Skip the pictures and repeat each line of the data exactly.

Extracted entries
------------------------------------

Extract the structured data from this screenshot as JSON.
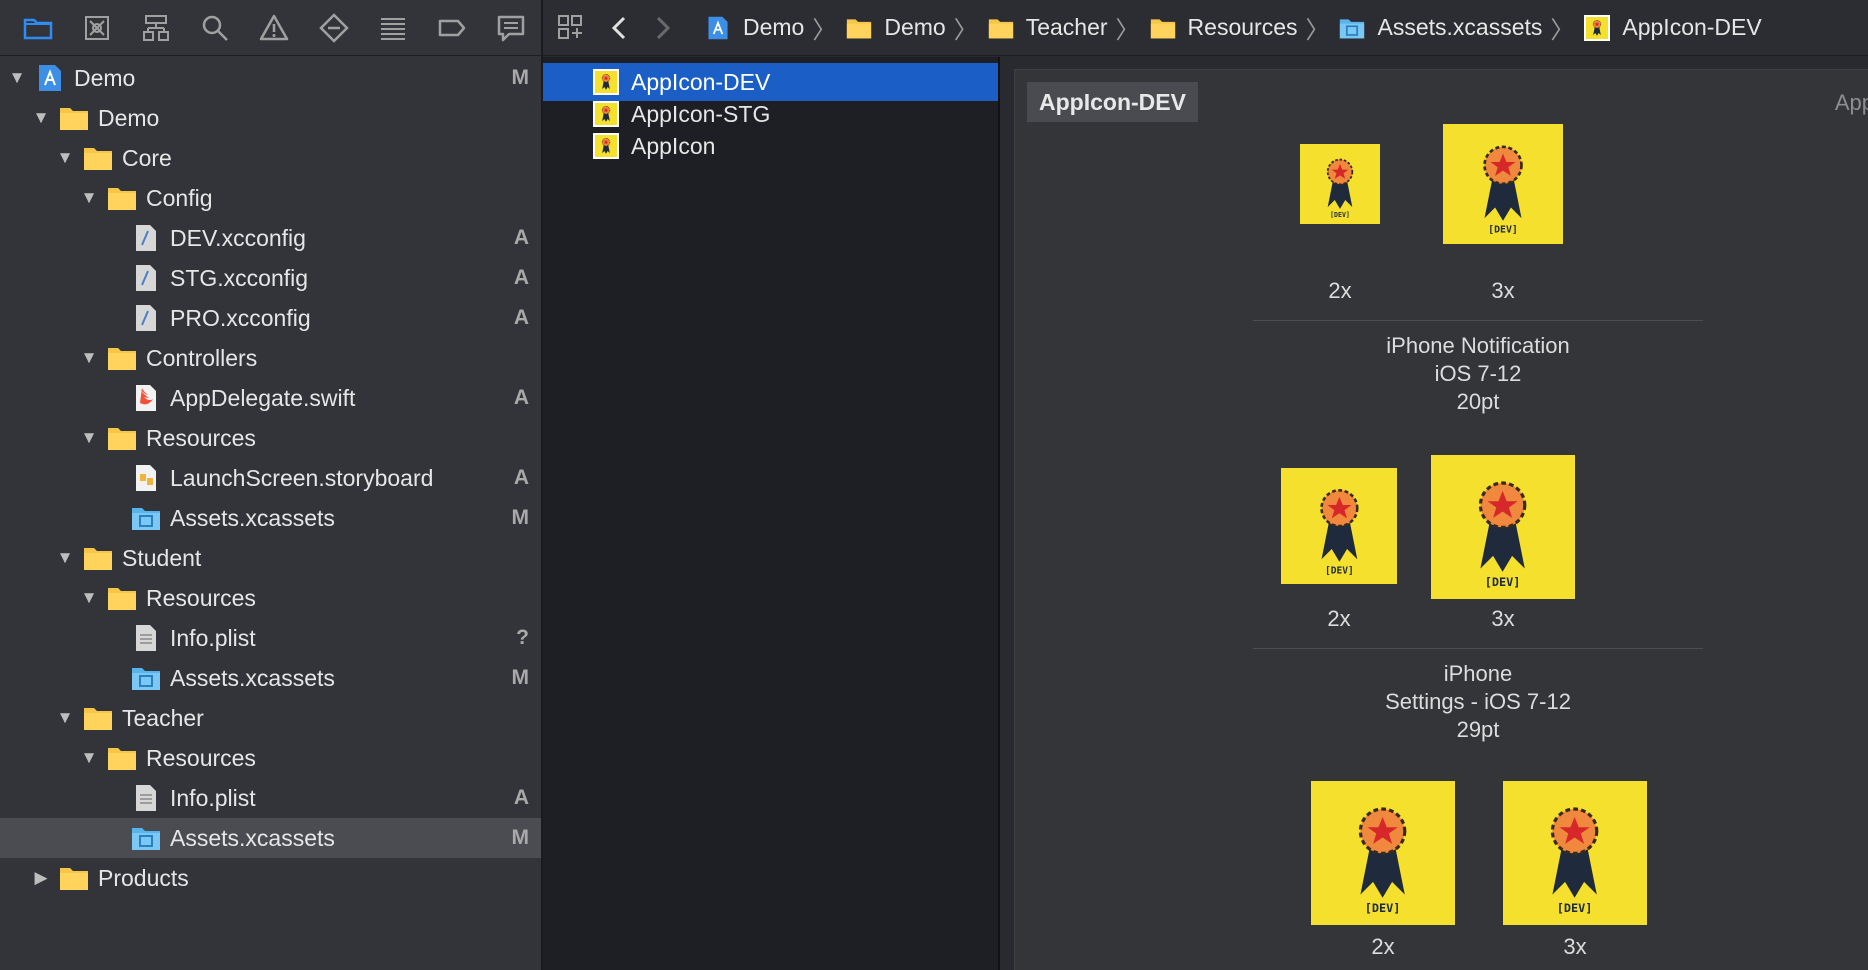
{
  "navigator": {
    "toolbar_icons": [
      "folder-icon",
      "source-control-icon",
      "hierarchy-icon",
      "search-icon",
      "warning-icon",
      "test-icon",
      "debug-icon",
      "breakpoint-icon",
      "report-icon"
    ],
    "tree": [
      {
        "label": "Demo",
        "status": "M"
      },
      {
        "label": "Demo",
        "status": ""
      },
      {
        "label": "Core",
        "status": ""
      },
      {
        "label": "Config",
        "status": ""
      },
      {
        "label": "DEV.xcconfig",
        "status": "A"
      },
      {
        "label": "STG.xcconfig",
        "status": "A"
      },
      {
        "label": "PRO.xcconfig",
        "status": "A"
      },
      {
        "label": "Controllers",
        "status": ""
      },
      {
        "label": "AppDelegate.swift",
        "status": "A"
      },
      {
        "label": "Resources",
        "status": ""
      },
      {
        "label": "LaunchScreen.storyboard",
        "status": "A"
      },
      {
        "label": "Assets.xcassets",
        "status": "M"
      },
      {
        "label": "Student",
        "status": ""
      },
      {
        "label": "Resources",
        "status": ""
      },
      {
        "label": "Info.plist",
        "status": "?"
      },
      {
        "label": "Assets.xcassets",
        "status": "M"
      },
      {
        "label": "Teacher",
        "status": ""
      },
      {
        "label": "Resources",
        "status": ""
      },
      {
        "label": "Info.plist",
        "status": "A"
      },
      {
        "label": "Assets.xcassets",
        "status": "M"
      },
      {
        "label": "Products",
        "status": ""
      }
    ]
  },
  "breadcrumb": [
    "Demo",
    "Demo",
    "Teacher",
    "Resources",
    "Assets.xcassets",
    "AppIcon-DEV"
  ],
  "asset_list": [
    "AppIcon-DEV",
    "AppIcon-STG",
    "AppIcon"
  ],
  "detail": {
    "title": "AppIcon-DEV",
    "right_label": "App",
    "badge_text": "[DEV]",
    "groups": [
      {
        "scales": [
          "2x",
          "3x"
        ],
        "caption": [
          "iPhone Notification",
          "iOS 7-12",
          "20pt"
        ]
      },
      {
        "scales": [
          "2x",
          "3x"
        ],
        "caption": [
          "iPhone",
          "Settings - iOS 7-12",
          "29pt"
        ]
      },
      {
        "scales": [
          "2x",
          "3x"
        ],
        "caption": []
      }
    ]
  },
  "colors": {
    "selection_blue": "#1b5fc6",
    "icon_yellow": "#f5e02e",
    "ribbon_navy": "#1f2a3c",
    "medal_orange": "#f0883e",
    "star_red": "#d62828",
    "folder_yellow": "#f6c64a",
    "xcassets_blue": "#5ab4ec"
  }
}
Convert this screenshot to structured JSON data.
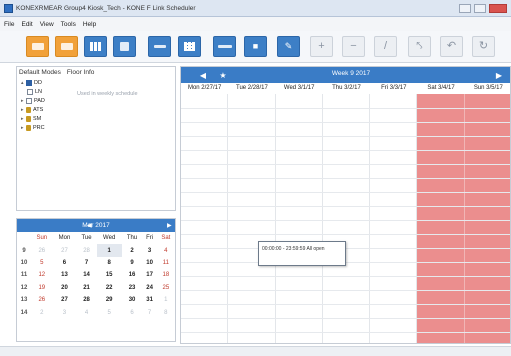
{
  "window": {
    "title": "KONEXRMEAR Group4 Kiosk_Tech - KONE F Link Scheduler"
  },
  "menu": [
    "File",
    "Edit",
    "View",
    "Tools",
    "Help"
  ],
  "toolbar": {
    "buttons": [
      {
        "icon": "calendar-icon",
        "style": "orange"
      },
      {
        "icon": "calendar-week-icon",
        "style": "orange"
      },
      {
        "icon": "columns-icon",
        "style": "blue"
      },
      {
        "icon": "save-icon",
        "style": "blue"
      },
      {
        "icon": "list-icon",
        "style": "blue"
      },
      {
        "icon": "grid-icon",
        "style": "blue"
      },
      {
        "icon": "bar-icon",
        "style": "blue"
      },
      {
        "icon": "lock-icon",
        "style": "blue"
      },
      {
        "icon": "edit-icon",
        "style": "blue"
      },
      {
        "icon": "add-icon",
        "style": "gray"
      },
      {
        "icon": "remove-icon",
        "style": "gray"
      },
      {
        "icon": "wrench-icon",
        "style": "gray"
      },
      {
        "icon": "split-icon",
        "style": "gray"
      },
      {
        "icon": "undo-icon",
        "style": "gray"
      },
      {
        "icon": "refresh-icon",
        "style": "gray"
      }
    ]
  },
  "sidebar": {
    "tabs": [
      "Default Modes",
      "Floor Info"
    ],
    "tree": [
      {
        "label": "DD",
        "checked": true
      },
      {
        "label": "LN",
        "checked": false
      },
      {
        "label": "PAD",
        "checked": false
      },
      {
        "label": "ATS",
        "checked": false
      },
      {
        "label": "SM",
        "checked": false
      },
      {
        "label": "PRC",
        "checked": false
      }
    ],
    "hint": "Used in weekly schedule"
  },
  "mini_calendar": {
    "month_label": "Mar 2017",
    "weekdays": [
      "Sun",
      "Mon",
      "Tue",
      "Wed",
      "Thu",
      "Fri",
      "Sat"
    ],
    "weeks": [
      {
        "wk": "9",
        "days": [
          "26",
          "27",
          "28",
          "1",
          "2",
          "3",
          "4"
        ]
      },
      {
        "wk": "10",
        "days": [
          "5",
          "6",
          "7",
          "8",
          "9",
          "10",
          "11"
        ]
      },
      {
        "wk": "11",
        "days": [
          "12",
          "13",
          "14",
          "15",
          "16",
          "17",
          "18"
        ]
      },
      {
        "wk": "12",
        "days": [
          "19",
          "20",
          "21",
          "22",
          "23",
          "24",
          "25"
        ]
      },
      {
        "wk": "13",
        "days": [
          "26",
          "27",
          "28",
          "29",
          "30",
          "31",
          "1"
        ]
      },
      {
        "wk": "14",
        "days": [
          "2",
          "3",
          "4",
          "5",
          "6",
          "7",
          "8"
        ]
      }
    ]
  },
  "schedule": {
    "week_label": "Week 9 2017",
    "days": [
      "Mon 2/27/17",
      "Tue 2/28/17",
      "Wed 3/1/17",
      "Thu 3/2/17",
      "Fri 3/3/17",
      "Sat 3/4/17",
      "Sun 3/5/17"
    ],
    "weekend_color": "#eb8e8e",
    "event": "00:00:00 - 23:59:59 All open"
  },
  "colors": {
    "accent": "#3a7cc6",
    "orange": "#f1a13a"
  }
}
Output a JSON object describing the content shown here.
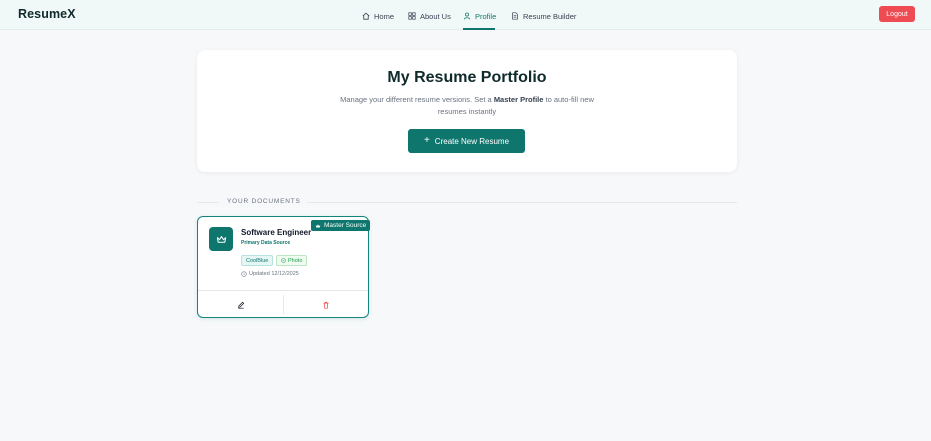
{
  "app": {
    "brand": "ResumeX"
  },
  "nav": {
    "items": [
      {
        "label": "Home",
        "icon": "home-icon"
      },
      {
        "label": "About Us",
        "icon": "grid-icon"
      },
      {
        "label": "Profile",
        "icon": "user-icon",
        "active": true
      },
      {
        "label": "Resume Builder",
        "icon": "document-icon"
      }
    ],
    "logout_label": "Logout"
  },
  "hero": {
    "title": "My Resume Portfolio",
    "subtitle_prefix": "Manage your different resume versions. Set a ",
    "subtitle_bold": "Master Profile",
    "subtitle_suffix": " to auto-fill new resumes instantly",
    "create_label": "Create New Resume"
  },
  "section": {
    "label": "YOUR DOCUMENTS"
  },
  "documents": [
    {
      "badge": "Master Source",
      "title": "Software Engineer",
      "subtitle": "Primary Data Source",
      "theme_tag": "CoolBlue",
      "photo_tag": "Photo",
      "updated": "Updated 12/12/2025"
    }
  ],
  "colors": {
    "accent": "#0f766e",
    "logout": "#ef4b53",
    "delete": "#ef4444"
  }
}
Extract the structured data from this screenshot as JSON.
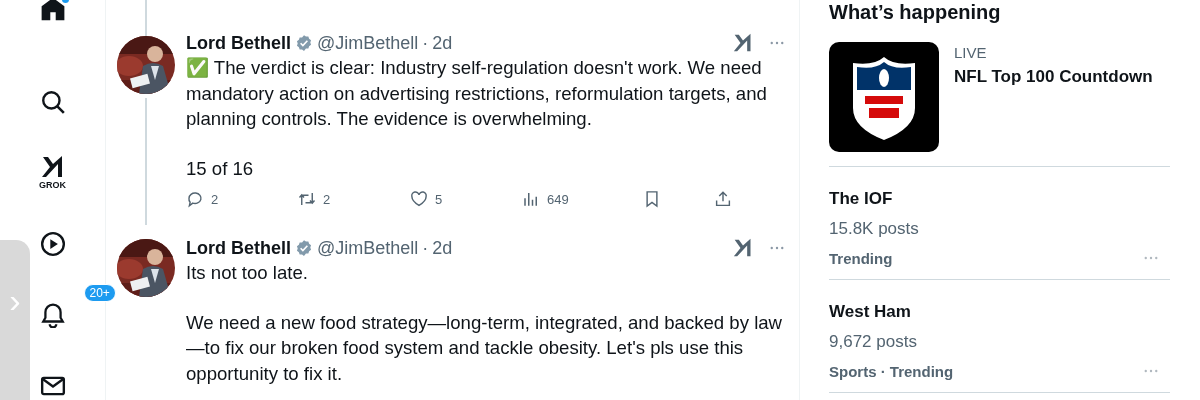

------------------------------------

Task answer
Extract the structured data from this screenshot as JSON.
{
  "navigator": {
    "toolbar_icons": [
      "folder-icon",
      "source-control-icon",
      "hierarchy-icon",
      "search-icon",
      "warning-icon",
      "test-icon",
      "debug-icon",
      "breakpoint-icon",
      "report-icon"
    ],
    "tree": [
      {
        "label": "Demo",
        "status": "M"
      },
      {
        "label": "Demo",
        "status": ""
      },
      {
        "label": "Core",
        "status": ""
      },
      {
        "label": "Config",
        "status": ""
      },
      {
        "label": "DEV.xcconfig",
        "status": "A"
      },
      {
        "label": "STG.xcconfig",
        "status": "A"
      },
      {
        "label": "PRO.xcconfig",
        "status": "A"
      },
      {
        "label": "Controllers",
        "status": ""
      },
      {
        "label": "AppDelegate.swift",
        "status": "A"
      },
      {
        "label": "Resources",
        "status": ""
      },
      {
        "label": "LaunchScreen.storyboard",
        "status": "A"
      },
      {
        "label": "Assets.xcassets",
        "status": "M"
      },
      {
        "label": "Student",
        "status": ""
      },
      {
        "label": "Resources",
        "status": ""
      },
      {
        "label": "Info.plist",
        "status": "?"
      },
      {
        "label": "Assets.xcassets",
        "status": "M"
      },
      {
        "label": "Teacher",
        "status": ""
      },
      {
        "label": "Resources",
        "status": ""
      },
      {
        "label": "Info.plist",
        "status": "A"
      },
      {
        "label": "Assets.xcassets",
        "status": "M"
      },
      {
        "label": "Products",
        "status": ""
      }
    ]
  },
  "breadcrumb": [
    "Demo",
    "Demo",
    "Teacher",
    "Resources",
    "Assets.xcassets",
    "AppIcon-DEV"
  ],
  "asset_list": [
    "AppIcon-DEV",
    "AppIcon-STG",
    "AppIcon"
  ],
  "detail": {
    "title": "AppIcon-DEV",
    "right_label": "App",
    "badge_text": "[DEV]",
    "groups": [
      {
        "scales": [
          "2x",
          "3x"
        ],
        "caption": [
          "iPhone Notification",
          "iOS 7-12",
          "20pt"
        ]
      },
      {
        "scales": [
          "2x",
          "3x"
        ],
        "caption": [
          "iPhone",
          "Settings - iOS 7-12",
          "29pt"
        ]
      },
      {
        "scales": [
          "2x",
          "3x"
        ],
        "caption": []
      }
    ]
  },
  "colors": {
    "selection_blue": "#1b5fc6",
    "icon_yellow": "#f5e02e",
    "ribbon_navy": "#1f2a3c",
    "medal_orange": "#f0883e",
    "star_red": "#d62828",
    "folder_yellow": "#f6c64a",
    "xcassets_blue": "#5ab4ec"
  }
}
Convert this screenshot to structured JSON data.
{
  "window": {
    "title": "KONEXRMEAR Group4 Kiosk_Tech - KONE F Link Scheduler"
  },
  "menu": [
    "File",
    "Edit",
    "View",
    "Tools",
    "Help"
  ],
  "toolbar": {
    "buttons": [
      {
        "icon": "calendar-icon",
        "style": "orange"
      },
      {
        "icon": "calendar-week-icon",
        "style": "orange"
      },
      {
        "icon": "columns-icon",
        "style": "blue"
      },
      {
        "icon": "save-icon",
        "style": "blue"
      },
      {
        "icon": "list-icon",
        "style": "blue"
      },
      {
        "icon": "grid-icon",
        "style": "blue"
      },
      {
        "icon": "bar-icon",
        "style": "blue"
      },
      {
        "icon": "lock-icon",
        "style": "blue"
      },
      {
        "icon": "edit-icon",
        "style": "blue"
      },
      {
        "icon": "add-icon",
        "style": "gray"
      },
      {
        "icon": "remove-icon",
        "style": "gray"
      },
      {
        "icon": "wrench-icon",
        "style": "gray"
      },
      {
        "icon": "split-icon",
        "style": "gray"
      },
      {
        "icon": "undo-icon",
        "style": "gray"
      },
      {
        "icon": "refresh-icon",
        "style": "gray"
      }
    ]
  },
  "sidebar": {
    "tabs": [
      "Default Modes",
      "Floor Info"
    ],
    "tree": [
      {
        "label": "DD",
        "checked": true
      },
      {
        "label": "LN",
        "checked": false
      },
      {
        "label": "PAD",
        "checked": false
      },
      {
        "label": "ATS",
        "checked": false
      },
      {
        "label": "SM",
        "checked": false
      },
      {
        "label": "PRC",
        "checked": false
      }
    ],
    "hint": "Used in weekly schedule"
  },
  "mini_calendar": {
    "month_label": "Mar 2017",
    "weekdays": [
      "Sun",
      "Mon",
      "Tue",
      "Wed",
      "Thu",
      "Fri",
      "Sat"
    ],
    "weeks": [
      {
        "wk": "9",
        "days": [
          "26",
          "27",
          "28",
          "1",
          "2",
          "3",
          "4"
        ]
      },
      {
        "wk": "10",
        "days": [
          "5",
          "6",
          "7",
          "8",
          "9",
          "10",
          "11"
        ]
      },
      {
        "wk": "11",
        "days": [
          "12",
          "13",
          "14",
          "15",
          "16",
          "17",
          "18"
        ]
      },
      {
        "wk": "12",
        "days": [
          "19",
          "20",
          "21",
          "22",
          "23",
          "24",
          "25"
        ]
      },
      {
        "wk": "13",
        "days": [
          "26",
          "27",
          "28",
          "29",
          "30",
          "31",
          "1"
        ]
      },
      {
        "wk": "14",
        "days": [
          "2",
          "3",
          "4",
          "5",
          "6",
          "7",
          "8"
        ]
      }
    ]
  },
  "schedule": {
    "week_label": "Week 9 2017",
    "days": [
      "Mon 2/27/17",
      "Tue 2/28/17",
      "Wed 3/1/17",
      "Thu 3/2/17",
      "Fri 3/3/17",
      "Sat 3/4/17",
      "Sun 3/5/17"
    ],
    "weekend_color": "#eb8e8e",
    "event": "00:00:00 - 23:59:59 All open"
  },
  "colors": {
    "accent": "#3a7cc6",
    "orange": "#f1a13a"
  }
}
Output a JSON object describing the content shown here.
{
  "app": {
    "brand": "ResumeX"
  },
  "nav": {
    "items": [
      {
        "label": "Home",
        "icon": "home-icon"
      },
      {
        "label": "About Us",
        "icon": "grid-icon"
      },
      {
        "label": "Profile",
        "icon": "user-icon",
        "active": true
      },
      {
        "label": "Resume Builder",
        "icon": "document-icon"
      }
    ],
    "logout_label": "Logout"
  },
  "hero": {
    "title": "My Resume Portfolio",
    "subtitle_prefix": "Manage your different resume versions. Set a ",
    "subtitle_bold": "Master Profile",
    "subtitle_suffix": " to auto-fill new resumes instantly",
    "create_label": "Create New Resume"
  },
  "section": {
    "label": "YOUR DOCUMENTS"
  },
  "documents": [
    {
      "badge": "Master Source",
      "title": "Software Engineer",
      "subtitle": "Primary Data Source",
      "theme_tag": "CoolBlue",
      "photo_tag": "Photo",
      "updated": "Updated 12/12/2025"
    }
  ],
  "colors": {
    "accent": "#0f766e",
    "logout": "#ef4b53",
    "delete": "#ef4444"
  }
}
Extract the structured data from this screenshot as JSON.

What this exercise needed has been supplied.